>> BEGIN Task material

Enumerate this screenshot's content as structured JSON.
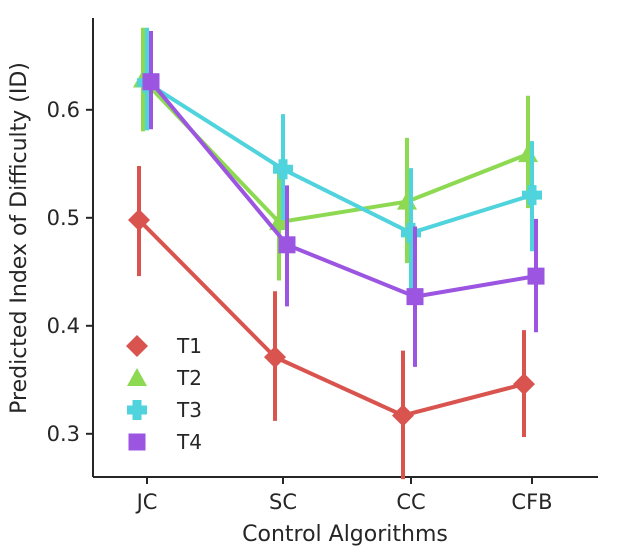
{
  "chart_data": {
    "type": "line",
    "title": "",
    "xlabel": "Control Algorithms",
    "ylabel": "Predicted Index of Difficulty (ID)",
    "categories": [
      "JC",
      "SC",
      "CC",
      "CFB"
    ],
    "ylim": [
      0.26,
      0.685
    ],
    "yticks": [
      {
        "value": 0.3,
        "label": "0.3"
      },
      {
        "value": 0.4,
        "label": "0.4"
      },
      {
        "value": 0.5,
        "label": "0.5"
      },
      {
        "value": 0.6,
        "label": "0.6"
      }
    ],
    "grid": false,
    "legend": {
      "placement": "lower-left"
    },
    "error_bars": true,
    "series": [
      {
        "name": "T1",
        "marker": "diamond",
        "color": "#d9534f",
        "values": [
          0.498,
          0.371,
          0.317,
          0.346
        ],
        "lower": [
          0.446,
          0.312,
          0.258,
          0.297
        ],
        "upper": [
          0.548,
          0.432,
          0.377,
          0.396
        ]
      },
      {
        "name": "T2",
        "marker": "triangle",
        "color": "#8ed952",
        "values": [
          0.628,
          0.496,
          0.515,
          0.559
        ],
        "lower": [
          0.58,
          0.442,
          0.458,
          0.509
        ],
        "upper": [
          0.676,
          0.548,
          0.574,
          0.613
        ]
      },
      {
        "name": "T3",
        "marker": "plus",
        "color": "#4fd3dc",
        "values": [
          0.625,
          0.545,
          0.486,
          0.521
        ],
        "lower": [
          0.581,
          0.498,
          0.43,
          0.469
        ],
        "upper": [
          0.676,
          0.596,
          0.546,
          0.571
        ]
      },
      {
        "name": "T4",
        "marker": "square",
        "color": "#9b55e0",
        "values": [
          0.626,
          0.475,
          0.427,
          0.446
        ],
        "lower": [
          0.582,
          0.418,
          0.362,
          0.394
        ],
        "upper": [
          0.673,
          0.53,
          0.492,
          0.499
        ]
      }
    ]
  }
}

>> END Task material

> Given task:
Quote the preceding listing precisely and completely, omitting its images.

> Task output:
Enumerate this screenshot's content as structured JSON.
{
  "chart_data": {
    "type": "line",
    "title": "",
    "xlabel": "Control Algorithms",
    "ylabel": "Predicted Index of Difficulty (ID)",
    "categories": [
      "JC",
      "SC",
      "CC",
      "CFB"
    ],
    "ylim": [
      0.26,
      0.685
    ],
    "yticks": [
      {
        "value": 0.3,
        "label": "0.3"
      },
      {
        "value": 0.4,
        "label": "0.4"
      },
      {
        "value": 0.5,
        "label": "0.5"
      },
      {
        "value": 0.6,
        "label": "0.6"
      }
    ],
    "grid": false,
    "legend": {
      "placement": "lower-left"
    },
    "error_bars": true,
    "series": [
      {
        "name": "T1",
        "marker": "diamond",
        "color": "#d9534f",
        "values": [
          0.498,
          0.371,
          0.317,
          0.346
        ],
        "lower": [
          0.446,
          0.312,
          0.258,
          0.297
        ],
        "upper": [
          0.548,
          0.432,
          0.377,
          0.396
        ]
      },
      {
        "name": "T2",
        "marker": "triangle",
        "color": "#8ed952",
        "values": [
          0.628,
          0.496,
          0.515,
          0.559
        ],
        "lower": [
          0.58,
          0.442,
          0.458,
          0.509
        ],
        "upper": [
          0.676,
          0.548,
          0.574,
          0.613
        ]
      },
      {
        "name": "T3",
        "marker": "plus",
        "color": "#4fd3dc",
        "values": [
          0.625,
          0.545,
          0.486,
          0.521
        ],
        "lower": [
          0.581,
          0.498,
          0.43,
          0.469
        ],
        "upper": [
          0.676,
          0.596,
          0.546,
          0.571
        ]
      },
      {
        "name": "T4",
        "marker": "square",
        "color": "#9b55e0",
        "values": [
          0.626,
          0.475,
          0.427,
          0.446
        ],
        "lower": [
          0.582,
          0.418,
          0.362,
          0.394
        ],
        "upper": [
          0.673,
          0.53,
          0.492,
          0.499
        ]
      }
    ]
  }
}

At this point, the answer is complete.